REQUIRED TASK:
Count how many lines mention the word "component". Write that number alone.
*** DATA TO PROCESS ***
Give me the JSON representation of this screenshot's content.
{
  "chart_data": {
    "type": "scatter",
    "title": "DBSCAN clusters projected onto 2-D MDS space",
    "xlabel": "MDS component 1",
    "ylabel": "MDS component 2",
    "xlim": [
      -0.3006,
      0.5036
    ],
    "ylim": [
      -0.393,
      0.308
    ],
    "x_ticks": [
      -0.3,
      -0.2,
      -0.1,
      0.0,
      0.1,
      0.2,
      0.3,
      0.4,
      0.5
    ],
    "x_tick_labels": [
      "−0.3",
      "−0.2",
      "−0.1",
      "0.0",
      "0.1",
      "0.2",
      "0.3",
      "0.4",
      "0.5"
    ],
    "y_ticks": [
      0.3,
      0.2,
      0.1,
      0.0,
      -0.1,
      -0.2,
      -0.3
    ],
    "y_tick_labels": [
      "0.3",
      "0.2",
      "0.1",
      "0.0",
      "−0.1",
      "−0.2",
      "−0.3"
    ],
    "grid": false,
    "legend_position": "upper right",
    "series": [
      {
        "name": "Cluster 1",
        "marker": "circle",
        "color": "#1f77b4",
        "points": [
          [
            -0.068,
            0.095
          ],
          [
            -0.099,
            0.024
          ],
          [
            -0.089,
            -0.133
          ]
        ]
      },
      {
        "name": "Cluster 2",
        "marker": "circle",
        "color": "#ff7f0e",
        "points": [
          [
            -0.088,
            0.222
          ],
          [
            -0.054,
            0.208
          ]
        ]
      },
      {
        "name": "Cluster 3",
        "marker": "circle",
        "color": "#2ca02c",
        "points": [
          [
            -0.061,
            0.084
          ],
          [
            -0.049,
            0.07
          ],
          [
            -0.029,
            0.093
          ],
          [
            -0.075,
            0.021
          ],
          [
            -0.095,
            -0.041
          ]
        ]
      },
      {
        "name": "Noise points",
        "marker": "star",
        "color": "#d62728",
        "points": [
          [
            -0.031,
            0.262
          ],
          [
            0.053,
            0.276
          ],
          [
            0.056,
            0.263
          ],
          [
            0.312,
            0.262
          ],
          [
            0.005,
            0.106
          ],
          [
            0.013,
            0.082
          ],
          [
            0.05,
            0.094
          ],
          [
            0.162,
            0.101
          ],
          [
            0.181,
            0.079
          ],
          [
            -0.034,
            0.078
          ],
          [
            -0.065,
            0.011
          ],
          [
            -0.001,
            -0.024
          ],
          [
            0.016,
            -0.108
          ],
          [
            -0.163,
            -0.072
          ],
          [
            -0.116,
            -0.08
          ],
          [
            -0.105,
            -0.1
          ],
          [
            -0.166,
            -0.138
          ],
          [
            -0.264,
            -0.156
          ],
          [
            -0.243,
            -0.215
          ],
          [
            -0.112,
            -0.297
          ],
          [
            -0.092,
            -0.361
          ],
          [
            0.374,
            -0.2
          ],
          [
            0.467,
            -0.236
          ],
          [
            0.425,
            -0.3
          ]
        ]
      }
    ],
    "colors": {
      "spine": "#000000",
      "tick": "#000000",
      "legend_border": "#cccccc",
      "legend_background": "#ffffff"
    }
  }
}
***
TASK SOLUTION:
2